EXTRAIT DU TEXTE:
+---+

La petite analyse d’E&R
Dans ce qu’on appelle désormais l’affaire Air Cocaïne, des noms vont et viennent. Certains disparaissent, puis réapparaissent, et tout le monde fait semblant de les découvrir. Le 13 août 2015, le journal 20 Minutes publie un papier qui passe inaperçu : nous sommes un 13 août, un jeudi matin, les Français sont en vacances, la France est en pleine torpeur, les médias ronronnent, ça passe à la trappe. Deux mois plus tard, au pic de la médiatisation de l’affaire, le nom de Sarkozy sort, par l’entremise du JDD, dont voici la partie publiée ce dimanche 1er novembre 2015 :
« Selon nos informations, la juge d’instruction de Marseille Christine Saunier-Ruellan, en charge de l’affaire Air Cocaïne, a soupçonné Nicolas Sarkozy d’avoir été en prise avec le trafic de drogue de République dominicaine. Pour preuve, une copie de la procédure, que le JDD a pu consulter.
Dans le plus grand secret jusqu’à ce jour, la juge a demandé aux policiers de la brigade financière d’obtenir la géolocalisation de deux téléphones portables de l’ancien président, pour les mois de mars et avril 2013. Elle a aussi souhaité consulter un an de fadettes, de mars 2013 à mars 2014. Un travail d’enquête de la brigade financière qui a fait chou blanc.
Le 19 mars 2013, la police dominicaine interceptait sur le tarmac de l’aéroport de Punta Cana un Falcon 50 avec près de 700 kilos de cocaïne à son bord. Deux jours plus tard, l’avion avait été réservé pour un vol Paris-Bordeaux et devait ce jour-là acheminer Nicolas Sarkozy. »
Mais le nom de Sarkozy était déjà sorti. Voici maintenant le papier de 20 Minutes, qui disait déjà presque tout, et dont certains protagonistes ne font plus la une. Attention : être cité et/ou entendu dans une instruction ne veut pas dire qu’on est coupable. Mais les juges ont tiré sur une bien étrange chaîne...

+---+

CONSIGNES:
**1)** D'après le texte sur l'affaire Air Cocaïne, quelle quantité de cocaïne le Falcon 50 intercepté à Punta Cana transportait-il ?
**2)** Rédigez la suite du texte sur l'affaire Air Cocaïne en partant de sa dernière phrase.

DONNÉES:

+---+

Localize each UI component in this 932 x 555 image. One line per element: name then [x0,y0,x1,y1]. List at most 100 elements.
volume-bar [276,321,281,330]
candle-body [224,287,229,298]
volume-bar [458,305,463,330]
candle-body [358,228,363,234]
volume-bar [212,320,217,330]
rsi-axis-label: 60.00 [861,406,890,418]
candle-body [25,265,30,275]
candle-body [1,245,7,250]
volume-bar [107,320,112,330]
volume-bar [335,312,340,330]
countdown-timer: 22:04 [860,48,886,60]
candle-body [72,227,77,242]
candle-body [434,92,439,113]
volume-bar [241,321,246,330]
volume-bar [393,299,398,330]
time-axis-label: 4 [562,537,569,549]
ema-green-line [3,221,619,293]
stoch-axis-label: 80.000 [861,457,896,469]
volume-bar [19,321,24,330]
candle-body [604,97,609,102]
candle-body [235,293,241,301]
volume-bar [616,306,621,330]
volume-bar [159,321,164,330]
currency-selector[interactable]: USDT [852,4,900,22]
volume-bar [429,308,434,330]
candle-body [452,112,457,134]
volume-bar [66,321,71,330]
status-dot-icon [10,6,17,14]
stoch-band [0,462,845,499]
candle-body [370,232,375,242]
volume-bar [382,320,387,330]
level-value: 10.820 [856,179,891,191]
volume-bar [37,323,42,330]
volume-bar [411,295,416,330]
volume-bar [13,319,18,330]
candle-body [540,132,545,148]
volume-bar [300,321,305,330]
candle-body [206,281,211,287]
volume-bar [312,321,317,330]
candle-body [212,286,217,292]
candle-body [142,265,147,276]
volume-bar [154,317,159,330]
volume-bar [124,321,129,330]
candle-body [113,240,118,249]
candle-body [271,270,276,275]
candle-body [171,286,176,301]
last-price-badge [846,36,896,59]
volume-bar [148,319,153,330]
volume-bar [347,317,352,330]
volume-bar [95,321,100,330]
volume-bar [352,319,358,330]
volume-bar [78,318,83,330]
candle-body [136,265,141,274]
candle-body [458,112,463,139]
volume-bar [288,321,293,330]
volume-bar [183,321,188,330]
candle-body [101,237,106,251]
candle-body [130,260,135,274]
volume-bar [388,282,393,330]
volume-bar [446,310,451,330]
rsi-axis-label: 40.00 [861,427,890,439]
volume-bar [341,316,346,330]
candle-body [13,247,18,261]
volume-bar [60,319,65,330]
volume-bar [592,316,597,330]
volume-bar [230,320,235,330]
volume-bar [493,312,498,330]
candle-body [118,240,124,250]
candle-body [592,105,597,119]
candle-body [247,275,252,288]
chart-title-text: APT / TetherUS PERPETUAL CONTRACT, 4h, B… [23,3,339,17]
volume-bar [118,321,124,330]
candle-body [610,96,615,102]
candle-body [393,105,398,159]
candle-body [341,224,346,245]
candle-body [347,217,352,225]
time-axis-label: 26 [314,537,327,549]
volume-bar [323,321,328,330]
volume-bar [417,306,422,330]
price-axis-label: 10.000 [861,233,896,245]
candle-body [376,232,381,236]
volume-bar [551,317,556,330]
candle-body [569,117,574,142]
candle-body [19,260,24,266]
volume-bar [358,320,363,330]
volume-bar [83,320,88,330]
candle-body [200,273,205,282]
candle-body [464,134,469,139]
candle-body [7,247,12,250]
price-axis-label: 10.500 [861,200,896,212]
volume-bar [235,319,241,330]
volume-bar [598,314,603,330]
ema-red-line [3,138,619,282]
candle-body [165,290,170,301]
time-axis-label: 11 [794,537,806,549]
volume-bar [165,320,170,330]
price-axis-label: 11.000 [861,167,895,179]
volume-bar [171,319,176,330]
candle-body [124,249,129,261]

+---+

RÉPONSES:
**1)** Près de 700 kilos.

**2)**
20 Minute » dresse la liste des protagonistes dont les noms sont apparus dans l’affaire dite « Air Cocaïne » qui doit connaître son épilogue ce jeudi (13 août 2015)…
On dirait un roman policier. « Enfin, un mauvais roman policier… », souffle Sabine Fauret, l’épouse d’un des pilotes accusé d’avoir voulu ramener 680 kilos de cocaïne en France depuis la République dominicaine en 2013. Alors que le tribunal de Saint-Domingue doit rendre, ce jeudi, sa décision dans l’affaire « Air Cocaïne » dans laquelle quatre Français sont accusés de « trafic de stupéfiants », 20 Minutes dresse la liste des acteurs qui se croisent dans ce drôle de dossier. Pour de bonnes ou de mauvaises raisons…
Pascal Fauret et Bruno Odos, les pilotes
« Ce n’étaient que de simples chauffeurs. » Agés de 55 et 56 ans, Pascal Fauret et Bruno Odos sont aujourd’hui au centre de ce procès pour « trafic de stupéfiants ». Anciens de l’armée de l’air, ces deux pilotes reconvertis dans le voyage d’affaires, via la société SN THS, assurent qu’ils ignoraient le contenu des 26 valises qu’ils devaient ramener en France depuis Punta Cana, ce 20 mars 2013. A l’intérieur se trouvaient 680 kilos de cocaïne. « Je rappelle que les pilotes n’ont pas le droit de contrôler les bagages », rappelle Eric Le François, l’un de leurs avocats. Le parquet a requis 20 ans de prison à leur encontre.
Nicolas Pisapia, le passager
Officiellement, c’était le seul passager à devoir embarquer sur le petit Falcon. Nicolas Pisapia, 38 ans, n’avait pourtant pas le profil d’un voyageur pouvant se payer un vol transatlantique privé. Lui assure qu’il se rendait en République dominicaine afin de trouver des investisseurs capables de financer ses projets en Roumanie, où il résidait alors. « La veille, il avait quand même prévenu les pilotes qu’il aurait 500 kilos de bagages, rappelle Christophe Naudin, expert en sûreté aérienne qui a témoigné lors du procès. Depuis il nie… » Et dans une lettre envoyée à La Provence, il parle d’un « coup monté ».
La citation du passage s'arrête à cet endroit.